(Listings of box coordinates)
————————
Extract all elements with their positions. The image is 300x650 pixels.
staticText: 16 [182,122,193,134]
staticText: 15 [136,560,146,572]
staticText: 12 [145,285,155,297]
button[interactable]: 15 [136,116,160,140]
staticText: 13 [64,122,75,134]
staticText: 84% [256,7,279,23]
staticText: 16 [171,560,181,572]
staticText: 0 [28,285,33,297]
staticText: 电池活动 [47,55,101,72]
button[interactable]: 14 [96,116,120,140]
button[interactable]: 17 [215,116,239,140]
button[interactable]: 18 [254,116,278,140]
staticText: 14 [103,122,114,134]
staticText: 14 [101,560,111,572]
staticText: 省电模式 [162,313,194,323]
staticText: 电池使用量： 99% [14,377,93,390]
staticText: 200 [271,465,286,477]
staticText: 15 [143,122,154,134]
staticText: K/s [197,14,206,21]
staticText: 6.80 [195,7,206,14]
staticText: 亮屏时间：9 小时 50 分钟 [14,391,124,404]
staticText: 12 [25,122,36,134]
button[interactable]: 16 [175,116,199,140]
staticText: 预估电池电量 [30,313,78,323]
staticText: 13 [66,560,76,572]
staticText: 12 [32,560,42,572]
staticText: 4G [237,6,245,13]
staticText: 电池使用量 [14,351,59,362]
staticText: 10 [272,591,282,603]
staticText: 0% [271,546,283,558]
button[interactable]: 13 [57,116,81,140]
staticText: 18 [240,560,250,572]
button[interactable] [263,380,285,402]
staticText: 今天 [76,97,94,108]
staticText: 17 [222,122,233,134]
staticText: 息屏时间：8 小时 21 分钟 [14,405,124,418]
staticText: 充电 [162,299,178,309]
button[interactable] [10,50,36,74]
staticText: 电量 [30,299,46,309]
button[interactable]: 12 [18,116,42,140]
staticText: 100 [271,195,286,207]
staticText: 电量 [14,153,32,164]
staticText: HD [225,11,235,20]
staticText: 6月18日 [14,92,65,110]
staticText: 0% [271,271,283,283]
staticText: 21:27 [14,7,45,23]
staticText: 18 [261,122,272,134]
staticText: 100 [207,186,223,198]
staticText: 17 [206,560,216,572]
————————
| Requirements |
Reproduce the material word for word, from its first line through the line with "staticText: 电池活动 [47,55,101,72]", both included.

| Completed exercise |
Extract all elements with their positions. The image is 300x650 pixels.
staticText: 16 [182,122,193,134]
staticText: 15 [136,560,146,572]
staticText: 12 [145,285,155,297]
button[interactable]: 15 [136,116,160,140]
staticText: 13 [64,122,75,134]
staticText: 84% [256,7,279,23]
staticText: 16 [171,560,181,572]
staticText: 0 [28,285,33,297]
staticText: 电池活动 [47,55,101,72]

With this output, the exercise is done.